- [Data shown]:
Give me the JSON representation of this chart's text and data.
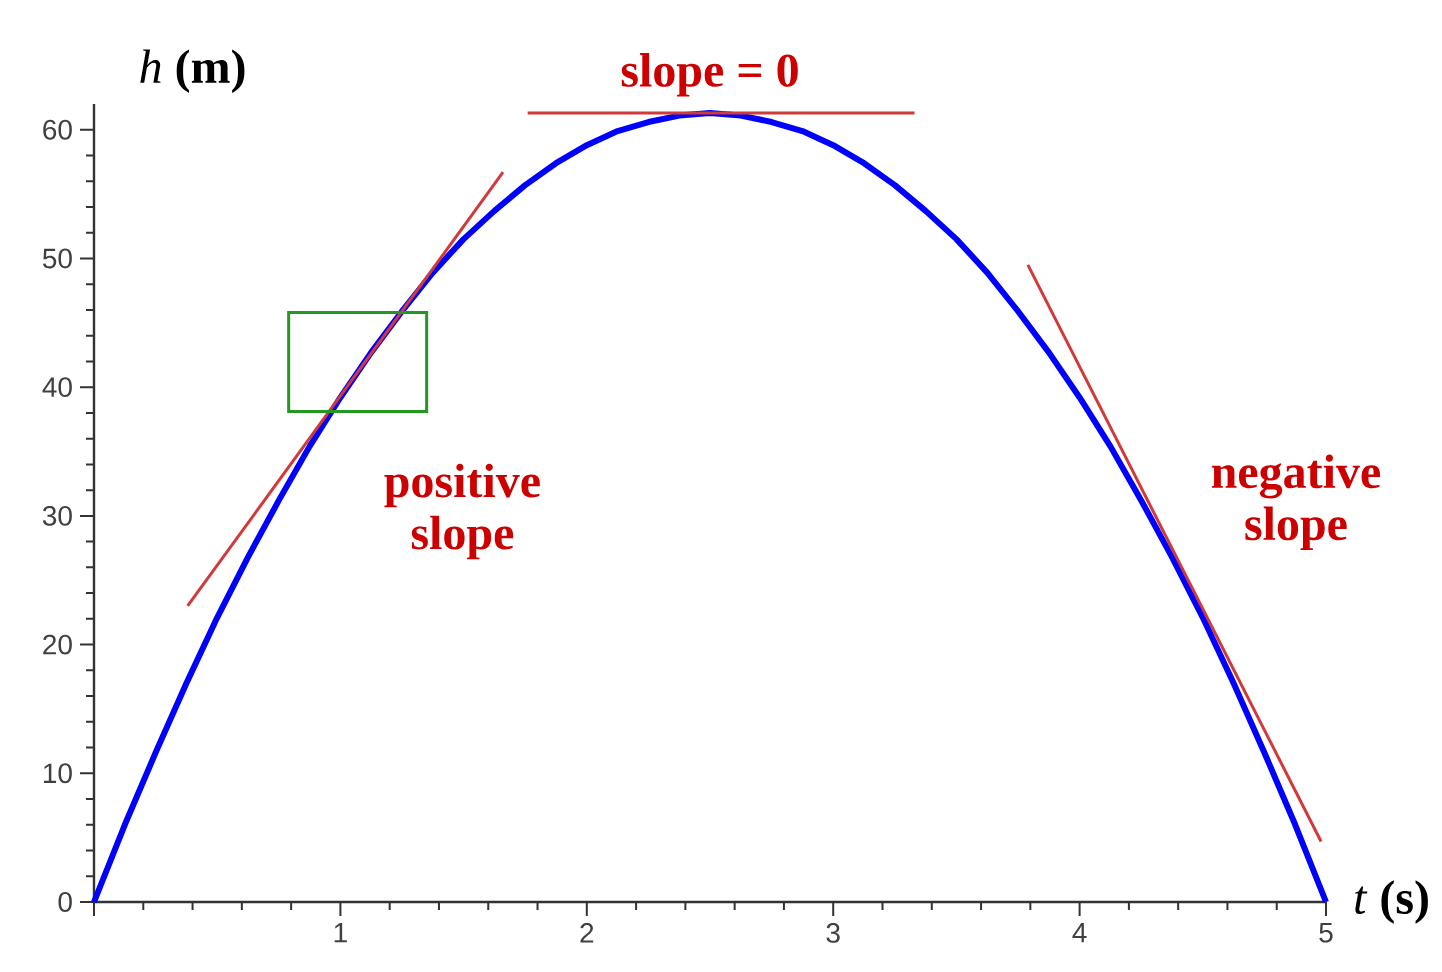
{
  "chart_data": {
    "type": "line",
    "xlabel": "*t* **(s)**",
    "ylabel": "*h* **(m)**",
    "xlim": [
      0,
      5
    ],
    "ylim": [
      0,
      62
    ],
    "xticks": [
      {
        "value": 0,
        "label": null
      },
      1,
      2,
      3,
      4,
      5
    ],
    "yticks": [
      0,
      10,
      20,
      30,
      40,
      50,
      60
    ],
    "series": [
      {
        "color": "#0000ff",
        "x": [
          0,
          0.125,
          0.25,
          0.375,
          0.5,
          0.625,
          0.75,
          0.875,
          1,
          1.125,
          1.25,
          1.375,
          1.5,
          1.625,
          1.75,
          1.875,
          2,
          2.125,
          2.25,
          2.375,
          2.5,
          2.625,
          2.75,
          2.875,
          3,
          3.125,
          3.25,
          3.375,
          3.5,
          3.625,
          3.75,
          3.875,
          4,
          4.125,
          4.25,
          4.375,
          4.5,
          4.625,
          4.75,
          4.875,
          5
        ],
        "values": [
          0,
          6.0,
          11.6,
          17.0,
          22.1,
          26.8,
          31.2,
          35.4,
          39.2,
          42.7,
          45.9,
          48.9,
          51.5,
          53.7,
          55.7,
          57.4,
          58.8,
          59.9,
          60.6,
          61.1,
          61.3,
          61.1,
          60.6,
          59.9,
          58.8,
          57.4,
          55.7,
          53.7,
          51.5,
          48.9,
          45.9,
          42.7,
          39.2,
          35.4,
          31.2,
          26.8,
          22.1,
          17.0,
          11.6,
          6.0,
          0
        ]
      },
      {
        "type": "line",
        "color": "#d03a3a",
        "x": [
          0.38,
          1.66
        ],
        "values": [
          23.0,
          56.7
        ]
      },
      {
        "type": "line",
        "color": "#d03a3a",
        "x": [
          1.76,
          3.33
        ],
        "values": [
          61.3,
          61.3
        ]
      },
      {
        "type": "line",
        "color": "#d03a3a",
        "x": [
          3.79,
          4.98
        ],
        "values": [
          49.5,
          4.7
        ]
      }
    ],
    "annotations": [
      {
        "text": "slope = 0",
        "x": 2.5,
        "y": 61.3
      },
      {
        "text": "positive slope",
        "x": 1,
        "y": 39.2
      },
      {
        "text": "negative slope",
        "x": 4.3,
        "y": 29.5
      }
    ]
  }
}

- [Work to complete]: Copy out each line in the preceding records that contains "slope".

- [Final result]:
        "text": "slope = 0",
        "text": "positive slope",
        "text": "negative slope",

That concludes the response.